══ Entries ══

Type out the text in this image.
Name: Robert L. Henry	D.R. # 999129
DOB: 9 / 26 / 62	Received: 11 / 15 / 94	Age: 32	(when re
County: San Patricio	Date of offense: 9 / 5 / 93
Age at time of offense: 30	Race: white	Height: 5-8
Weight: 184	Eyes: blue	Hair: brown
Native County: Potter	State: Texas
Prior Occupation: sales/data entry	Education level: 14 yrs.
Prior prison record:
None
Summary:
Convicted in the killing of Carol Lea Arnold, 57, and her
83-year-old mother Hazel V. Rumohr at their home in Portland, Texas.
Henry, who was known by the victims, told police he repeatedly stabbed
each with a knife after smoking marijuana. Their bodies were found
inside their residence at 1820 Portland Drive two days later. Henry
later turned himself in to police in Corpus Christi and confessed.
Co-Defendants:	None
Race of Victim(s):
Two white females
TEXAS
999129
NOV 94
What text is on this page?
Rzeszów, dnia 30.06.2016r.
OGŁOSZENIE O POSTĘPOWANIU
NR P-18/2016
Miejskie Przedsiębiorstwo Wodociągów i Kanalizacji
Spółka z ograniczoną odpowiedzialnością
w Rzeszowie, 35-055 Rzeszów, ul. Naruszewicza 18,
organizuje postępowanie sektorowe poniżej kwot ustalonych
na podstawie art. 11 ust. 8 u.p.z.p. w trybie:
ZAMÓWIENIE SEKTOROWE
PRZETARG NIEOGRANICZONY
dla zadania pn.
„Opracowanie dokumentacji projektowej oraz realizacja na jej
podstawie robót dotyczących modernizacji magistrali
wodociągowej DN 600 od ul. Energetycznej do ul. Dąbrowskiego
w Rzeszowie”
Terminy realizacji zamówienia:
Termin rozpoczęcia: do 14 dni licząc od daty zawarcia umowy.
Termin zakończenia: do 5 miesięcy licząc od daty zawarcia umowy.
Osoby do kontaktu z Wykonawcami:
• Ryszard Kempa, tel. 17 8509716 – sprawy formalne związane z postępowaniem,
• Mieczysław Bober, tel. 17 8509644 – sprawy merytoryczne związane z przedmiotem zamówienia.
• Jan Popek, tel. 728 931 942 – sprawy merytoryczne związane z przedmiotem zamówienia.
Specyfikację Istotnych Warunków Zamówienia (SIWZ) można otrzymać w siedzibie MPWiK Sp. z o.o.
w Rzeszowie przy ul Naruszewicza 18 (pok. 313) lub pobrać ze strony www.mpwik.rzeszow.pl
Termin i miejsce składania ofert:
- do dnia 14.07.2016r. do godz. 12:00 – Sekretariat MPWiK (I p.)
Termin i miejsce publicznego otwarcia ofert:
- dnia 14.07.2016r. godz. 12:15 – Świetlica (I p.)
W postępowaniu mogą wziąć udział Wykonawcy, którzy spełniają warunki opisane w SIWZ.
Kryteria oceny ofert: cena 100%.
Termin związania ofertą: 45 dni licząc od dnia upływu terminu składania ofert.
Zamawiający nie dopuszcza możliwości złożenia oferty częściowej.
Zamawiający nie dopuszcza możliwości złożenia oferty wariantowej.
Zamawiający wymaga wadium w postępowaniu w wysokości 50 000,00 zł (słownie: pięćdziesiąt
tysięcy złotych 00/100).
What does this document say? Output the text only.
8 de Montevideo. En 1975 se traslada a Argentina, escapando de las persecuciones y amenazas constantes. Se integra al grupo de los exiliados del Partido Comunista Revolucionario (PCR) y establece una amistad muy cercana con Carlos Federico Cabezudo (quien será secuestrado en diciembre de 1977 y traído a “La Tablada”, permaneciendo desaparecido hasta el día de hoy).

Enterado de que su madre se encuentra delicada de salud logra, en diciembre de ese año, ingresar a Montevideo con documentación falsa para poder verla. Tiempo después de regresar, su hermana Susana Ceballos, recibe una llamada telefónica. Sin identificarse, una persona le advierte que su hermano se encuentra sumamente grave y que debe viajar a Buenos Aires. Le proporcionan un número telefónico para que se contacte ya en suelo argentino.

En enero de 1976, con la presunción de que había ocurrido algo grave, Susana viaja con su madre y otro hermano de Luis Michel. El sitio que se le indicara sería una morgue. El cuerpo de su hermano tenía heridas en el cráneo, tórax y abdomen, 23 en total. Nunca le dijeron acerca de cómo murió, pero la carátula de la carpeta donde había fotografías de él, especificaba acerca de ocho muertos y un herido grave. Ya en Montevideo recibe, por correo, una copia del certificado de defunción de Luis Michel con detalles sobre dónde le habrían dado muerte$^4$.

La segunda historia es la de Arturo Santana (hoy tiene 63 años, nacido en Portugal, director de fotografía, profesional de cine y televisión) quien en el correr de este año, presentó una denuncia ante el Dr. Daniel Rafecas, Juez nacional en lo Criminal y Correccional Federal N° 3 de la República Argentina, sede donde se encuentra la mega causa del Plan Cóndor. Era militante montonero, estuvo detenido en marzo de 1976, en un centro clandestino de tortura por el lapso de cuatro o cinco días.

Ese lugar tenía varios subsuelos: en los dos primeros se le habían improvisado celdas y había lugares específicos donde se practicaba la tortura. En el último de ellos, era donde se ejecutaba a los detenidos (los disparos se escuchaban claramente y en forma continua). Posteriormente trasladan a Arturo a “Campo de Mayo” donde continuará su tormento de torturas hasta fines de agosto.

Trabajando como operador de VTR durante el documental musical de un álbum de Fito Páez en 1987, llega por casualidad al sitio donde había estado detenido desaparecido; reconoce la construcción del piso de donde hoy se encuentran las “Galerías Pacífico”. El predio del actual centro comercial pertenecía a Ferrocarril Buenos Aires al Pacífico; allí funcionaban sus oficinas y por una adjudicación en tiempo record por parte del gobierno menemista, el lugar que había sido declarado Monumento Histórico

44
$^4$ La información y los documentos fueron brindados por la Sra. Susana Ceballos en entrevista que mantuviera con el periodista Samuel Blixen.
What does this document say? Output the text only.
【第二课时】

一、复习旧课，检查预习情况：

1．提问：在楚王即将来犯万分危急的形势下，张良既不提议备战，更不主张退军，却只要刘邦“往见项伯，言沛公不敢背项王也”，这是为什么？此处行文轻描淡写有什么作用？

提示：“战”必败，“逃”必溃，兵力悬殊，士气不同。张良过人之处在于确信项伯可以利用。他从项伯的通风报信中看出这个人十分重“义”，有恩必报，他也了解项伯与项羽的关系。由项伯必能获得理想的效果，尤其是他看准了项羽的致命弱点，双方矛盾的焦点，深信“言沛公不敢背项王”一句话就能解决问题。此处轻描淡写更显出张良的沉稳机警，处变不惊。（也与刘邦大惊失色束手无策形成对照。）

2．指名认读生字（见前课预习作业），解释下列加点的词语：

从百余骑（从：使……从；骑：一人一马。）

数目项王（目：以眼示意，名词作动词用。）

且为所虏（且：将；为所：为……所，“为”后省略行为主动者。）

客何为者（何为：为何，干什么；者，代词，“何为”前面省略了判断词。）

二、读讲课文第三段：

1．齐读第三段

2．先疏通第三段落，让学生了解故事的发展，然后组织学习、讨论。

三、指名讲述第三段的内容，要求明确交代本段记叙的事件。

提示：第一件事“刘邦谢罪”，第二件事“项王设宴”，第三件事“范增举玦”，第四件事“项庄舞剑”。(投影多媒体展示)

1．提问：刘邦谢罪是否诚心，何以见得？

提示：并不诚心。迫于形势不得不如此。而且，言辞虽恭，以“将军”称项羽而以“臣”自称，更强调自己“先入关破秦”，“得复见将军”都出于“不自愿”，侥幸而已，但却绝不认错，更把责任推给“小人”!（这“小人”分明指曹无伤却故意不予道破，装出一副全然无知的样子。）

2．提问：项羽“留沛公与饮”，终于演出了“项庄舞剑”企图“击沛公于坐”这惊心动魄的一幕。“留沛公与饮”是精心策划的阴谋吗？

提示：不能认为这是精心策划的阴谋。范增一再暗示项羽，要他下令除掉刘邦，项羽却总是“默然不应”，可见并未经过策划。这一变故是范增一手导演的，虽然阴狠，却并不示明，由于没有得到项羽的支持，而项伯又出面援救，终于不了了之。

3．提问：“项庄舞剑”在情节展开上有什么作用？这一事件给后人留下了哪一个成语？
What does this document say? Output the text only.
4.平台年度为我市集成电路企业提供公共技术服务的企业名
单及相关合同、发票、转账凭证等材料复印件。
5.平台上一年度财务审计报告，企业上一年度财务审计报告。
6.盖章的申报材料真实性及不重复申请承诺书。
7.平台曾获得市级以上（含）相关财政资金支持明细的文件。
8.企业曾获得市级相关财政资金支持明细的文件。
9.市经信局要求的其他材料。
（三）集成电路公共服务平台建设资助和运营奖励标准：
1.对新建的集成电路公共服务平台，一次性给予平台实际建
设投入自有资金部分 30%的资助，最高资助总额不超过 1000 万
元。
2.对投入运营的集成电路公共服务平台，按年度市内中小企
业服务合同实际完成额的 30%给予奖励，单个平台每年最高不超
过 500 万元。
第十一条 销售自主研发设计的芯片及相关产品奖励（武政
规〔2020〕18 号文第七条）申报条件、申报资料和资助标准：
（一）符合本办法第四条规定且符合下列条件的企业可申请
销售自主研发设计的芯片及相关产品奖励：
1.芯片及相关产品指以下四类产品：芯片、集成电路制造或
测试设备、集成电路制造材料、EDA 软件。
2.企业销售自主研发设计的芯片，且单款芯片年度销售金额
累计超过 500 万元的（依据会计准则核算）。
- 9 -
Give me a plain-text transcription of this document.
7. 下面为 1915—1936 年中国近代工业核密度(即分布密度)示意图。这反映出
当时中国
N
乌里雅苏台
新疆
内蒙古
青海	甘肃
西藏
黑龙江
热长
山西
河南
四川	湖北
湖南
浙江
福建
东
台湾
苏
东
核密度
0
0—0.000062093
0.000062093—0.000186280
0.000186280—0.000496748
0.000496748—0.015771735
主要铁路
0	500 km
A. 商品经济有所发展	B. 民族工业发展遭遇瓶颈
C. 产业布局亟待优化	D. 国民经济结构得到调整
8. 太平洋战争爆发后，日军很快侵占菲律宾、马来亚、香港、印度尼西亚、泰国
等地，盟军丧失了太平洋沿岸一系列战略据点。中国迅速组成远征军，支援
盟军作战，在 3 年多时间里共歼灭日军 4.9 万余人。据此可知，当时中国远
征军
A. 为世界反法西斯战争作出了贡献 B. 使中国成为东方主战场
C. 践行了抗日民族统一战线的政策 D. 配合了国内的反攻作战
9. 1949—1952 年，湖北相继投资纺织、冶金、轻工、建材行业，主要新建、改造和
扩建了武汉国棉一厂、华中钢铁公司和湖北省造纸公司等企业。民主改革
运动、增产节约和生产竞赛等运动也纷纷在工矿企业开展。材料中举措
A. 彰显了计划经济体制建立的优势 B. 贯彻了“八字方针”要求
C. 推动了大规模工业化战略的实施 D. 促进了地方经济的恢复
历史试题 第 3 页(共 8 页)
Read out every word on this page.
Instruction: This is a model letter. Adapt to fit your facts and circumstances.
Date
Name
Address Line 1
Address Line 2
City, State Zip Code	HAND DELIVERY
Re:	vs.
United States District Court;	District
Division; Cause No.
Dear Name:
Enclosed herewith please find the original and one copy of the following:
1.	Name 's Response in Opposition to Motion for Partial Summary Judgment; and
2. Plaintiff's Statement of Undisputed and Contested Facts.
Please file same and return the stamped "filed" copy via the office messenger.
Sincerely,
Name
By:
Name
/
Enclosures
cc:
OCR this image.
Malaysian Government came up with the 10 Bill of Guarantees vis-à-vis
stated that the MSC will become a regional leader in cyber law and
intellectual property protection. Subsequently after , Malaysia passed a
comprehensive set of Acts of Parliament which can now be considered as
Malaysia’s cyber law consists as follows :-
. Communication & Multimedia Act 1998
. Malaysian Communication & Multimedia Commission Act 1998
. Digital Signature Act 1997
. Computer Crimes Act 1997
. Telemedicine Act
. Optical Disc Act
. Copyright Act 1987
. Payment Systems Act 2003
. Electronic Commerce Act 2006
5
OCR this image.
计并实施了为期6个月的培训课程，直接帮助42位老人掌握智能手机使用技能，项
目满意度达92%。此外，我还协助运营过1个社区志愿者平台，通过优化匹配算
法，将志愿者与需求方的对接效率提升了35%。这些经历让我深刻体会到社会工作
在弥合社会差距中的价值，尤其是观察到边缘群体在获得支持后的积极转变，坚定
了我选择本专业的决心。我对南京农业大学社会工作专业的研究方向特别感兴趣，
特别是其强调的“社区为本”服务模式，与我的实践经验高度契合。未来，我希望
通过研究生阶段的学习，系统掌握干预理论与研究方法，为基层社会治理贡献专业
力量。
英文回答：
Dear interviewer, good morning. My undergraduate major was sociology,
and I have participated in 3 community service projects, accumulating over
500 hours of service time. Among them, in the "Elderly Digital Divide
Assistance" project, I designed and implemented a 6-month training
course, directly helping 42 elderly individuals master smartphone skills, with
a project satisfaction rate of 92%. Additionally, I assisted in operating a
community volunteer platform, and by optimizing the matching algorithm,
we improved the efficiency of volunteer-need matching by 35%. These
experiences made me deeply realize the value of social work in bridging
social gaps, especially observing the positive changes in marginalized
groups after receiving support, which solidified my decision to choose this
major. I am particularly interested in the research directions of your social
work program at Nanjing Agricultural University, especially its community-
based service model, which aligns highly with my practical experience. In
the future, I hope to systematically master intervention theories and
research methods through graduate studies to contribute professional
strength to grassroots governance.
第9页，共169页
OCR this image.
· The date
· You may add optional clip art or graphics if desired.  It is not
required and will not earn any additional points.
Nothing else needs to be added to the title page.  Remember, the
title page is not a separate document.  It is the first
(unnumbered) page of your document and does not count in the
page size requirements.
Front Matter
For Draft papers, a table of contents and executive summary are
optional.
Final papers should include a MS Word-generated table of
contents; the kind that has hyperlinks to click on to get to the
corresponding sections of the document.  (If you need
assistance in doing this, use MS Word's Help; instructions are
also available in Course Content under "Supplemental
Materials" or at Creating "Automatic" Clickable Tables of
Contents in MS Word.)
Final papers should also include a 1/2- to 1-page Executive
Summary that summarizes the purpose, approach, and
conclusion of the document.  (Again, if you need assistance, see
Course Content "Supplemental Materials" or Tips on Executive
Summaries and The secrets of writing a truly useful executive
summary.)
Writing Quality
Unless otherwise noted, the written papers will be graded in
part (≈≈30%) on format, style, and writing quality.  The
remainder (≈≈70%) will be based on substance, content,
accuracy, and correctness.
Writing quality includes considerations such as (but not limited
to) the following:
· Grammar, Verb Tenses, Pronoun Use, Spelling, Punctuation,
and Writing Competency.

═══

- Exercise brief:
Copy out every line in the listing where the word "zawarcia" appears.

- Solution to this exercise:
Termin rozpoczęcia: do 14 dni licząc od daty zawarcia umowy.
Termin zakończenia: do 5 miesięcy licząc od daty zawarcia umowy.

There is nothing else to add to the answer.